Given request:
Skip the pictures. Transcribe the rest of the data below without changing a word.

─── Material for the task ───

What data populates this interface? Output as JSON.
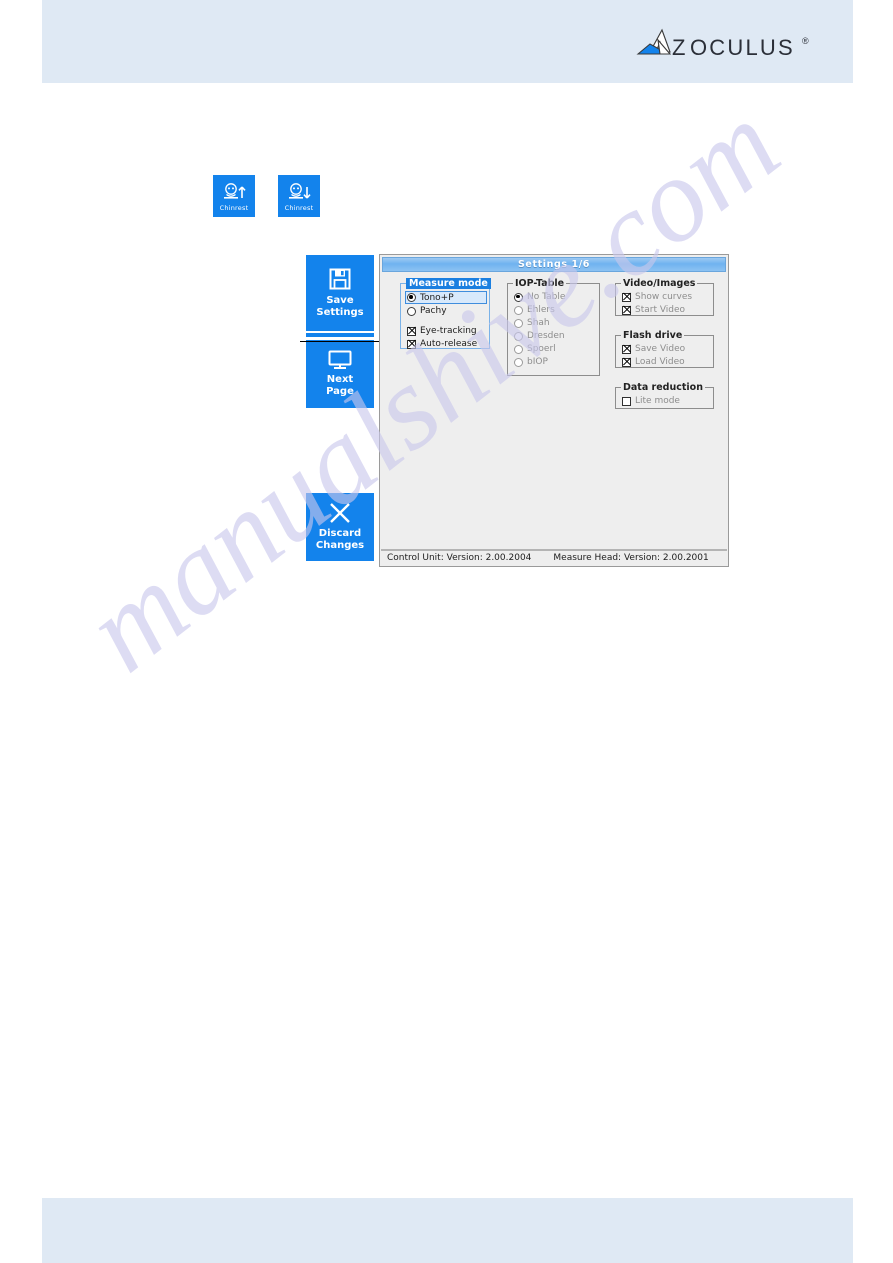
{
  "header": {
    "logo_text": "Z OCULUS",
    "logo_mark": "oculus-logo-icon",
    "registered_mark": "®"
  },
  "chinrest_buttons": [
    {
      "label": "Chinrest",
      "icon": "chinrest-up-icon",
      "direction": "up"
    },
    {
      "label": "Chinrest",
      "icon": "chinrest-down-icon",
      "direction": "down"
    }
  ],
  "side_buttons": [
    {
      "id": "save-settings",
      "line1": "Save",
      "line2": "Settings",
      "icon": "floppy-disk-icon"
    },
    {
      "id": "next-page",
      "line1": "Next",
      "line2": "Page",
      "icon": "monitor-icon"
    },
    {
      "id": "discard-changes",
      "line1": "Discard",
      "line2": "Changes",
      "icon": "close-x-icon"
    }
  ],
  "dialog": {
    "title": "Settings 1/6",
    "groups": {
      "measure_mode": {
        "legend": "Measure mode",
        "selected": true,
        "radios": [
          {
            "label": "Tono+P",
            "checked": true,
            "highlighted": true
          },
          {
            "label": "Pachy",
            "checked": false,
            "highlighted": false
          }
        ],
        "checkboxes": [
          {
            "label": "Eye-tracking",
            "checked": true
          },
          {
            "label": "Auto-release",
            "checked": true
          }
        ]
      },
      "iop_table": {
        "legend": "IOP-Table",
        "disabled": true,
        "radios": [
          {
            "label": "No Table",
            "checked": true
          },
          {
            "label": "Ehlers",
            "checked": false
          },
          {
            "label": "Shah",
            "checked": false
          },
          {
            "label": "Dresden",
            "checked": false
          },
          {
            "label": "Spoerl",
            "checked": false
          },
          {
            "label": "bIOP",
            "checked": false
          }
        ]
      },
      "video_images": {
        "legend": "Video/Images",
        "checkboxes": [
          {
            "label": "Show curves",
            "checked": true
          },
          {
            "label": "Start Video",
            "checked": true
          }
        ]
      },
      "flash_drive": {
        "legend": "Flash drive",
        "checkboxes": [
          {
            "label": "Save Video",
            "checked": true
          },
          {
            "label": "Load Video",
            "checked": true
          }
        ]
      },
      "data_reduction": {
        "legend": "Data reduction",
        "checkboxes": [
          {
            "label": "Lite mode",
            "checked": false
          }
        ]
      }
    },
    "status_bar": {
      "control_unit": "Control Unit: Version:  2.00.2004",
      "measure_head": "Measure Head: Version:  2.00.2001"
    }
  },
  "watermark": {
    "text": "manualshive.com"
  },
  "colors": {
    "band": "#dfe9f4",
    "button_blue": "#1383ec",
    "title_blue": "#6fb3f0",
    "dialog_bg": "#eeeeee",
    "highlight_row": "#d8e9fb",
    "legend_highlight": "#1b7fe0",
    "watermark": "#c9c8ec"
  }
}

───

Task result:
What data populates this interface? Output as JSON.
{
  "header": {
    "logo_text": "Z OCULUS",
    "logo_mark": "oculus-logo-icon",
    "registered_mark": "®"
  },
  "chinrest_buttons": [
    {
      "label": "Chinrest",
      "icon": "chinrest-up-icon",
      "direction": "up"
    },
    {
      "label": "Chinrest",
      "icon": "chinrest-down-icon",
      "direction": "down"
    }
  ],
  "side_buttons": [
    {
      "id": "save-settings",
      "line1": "Save",
      "line2": "Settings",
      "icon": "floppy-disk-icon"
    },
    {
      "id": "next-page",
      "line1": "Next",
      "line2": "Page",
      "icon": "monitor-icon"
    },
    {
      "id": "discard-changes",
      "line1": "Discard",
      "line2": "Changes",
      "icon": "close-x-icon"
    }
  ],
  "dialog": {
    "title": "Settings 1/6",
    "groups": {
      "measure_mode": {
        "legend": "Measure mode",
        "selected": true,
        "radios": [
          {
            "label": "Tono+P",
            "checked": true,
            "highlighted": true
          },
          {
            "label": "Pachy",
            "checked": false,
            "highlighted": false
          }
        ],
        "checkboxes": [
          {
            "label": "Eye-tracking",
            "checked": true
          },
          {
            "label": "Auto-release",
            "checked": true
          }
        ]
      },
      "iop_table": {
        "legend": "IOP-Table",
        "disabled": true,
        "radios": [
          {
            "label": "No Table",
            "checked": true
          },
          {
            "label": "Ehlers",
            "checked": false
          },
          {
            "label": "Shah",
            "checked": false
          },
          {
            "label": "Dresden",
            "checked": false
          },
          {
            "label": "Spoerl",
            "checked": false
          },
          {
            "label": "bIOP",
            "checked": false
          }
        ]
      },
      "video_images": {
        "legend": "Video/Images",
        "checkboxes": [
          {
            "label": "Show curves",
            "checked": true
          },
          {
            "label": "Start Video",
            "checked": true
          }
        ]
      },
      "flash_drive": {
        "legend": "Flash drive",
        "checkboxes": [
          {
            "label": "Save Video",
            "checked": true
          },
          {
            "label": "Load Video",
            "checked": true
          }
        ]
      },
      "data_reduction": {
        "legend": "Data reduction",
        "checkboxes": [
          {
            "label": "Lite mode",
            "checked": false
          }
        ]
      }
    },
    "status_bar": {
      "control_unit": "Control Unit: Version:  2.00.2004",
      "measure_head": "Measure Head: Version:  2.00.2001"
    }
  },
  "watermark": {
    "text": "manualshive.com"
  },
  "colors": {
    "band": "#dfe9f4",
    "button_blue": "#1383ec",
    "title_blue": "#6fb3f0",
    "dialog_bg": "#eeeeee",
    "highlight_row": "#d8e9fb",
    "legend_highlight": "#1b7fe0",
    "watermark": "#c9c8ec"
  }
}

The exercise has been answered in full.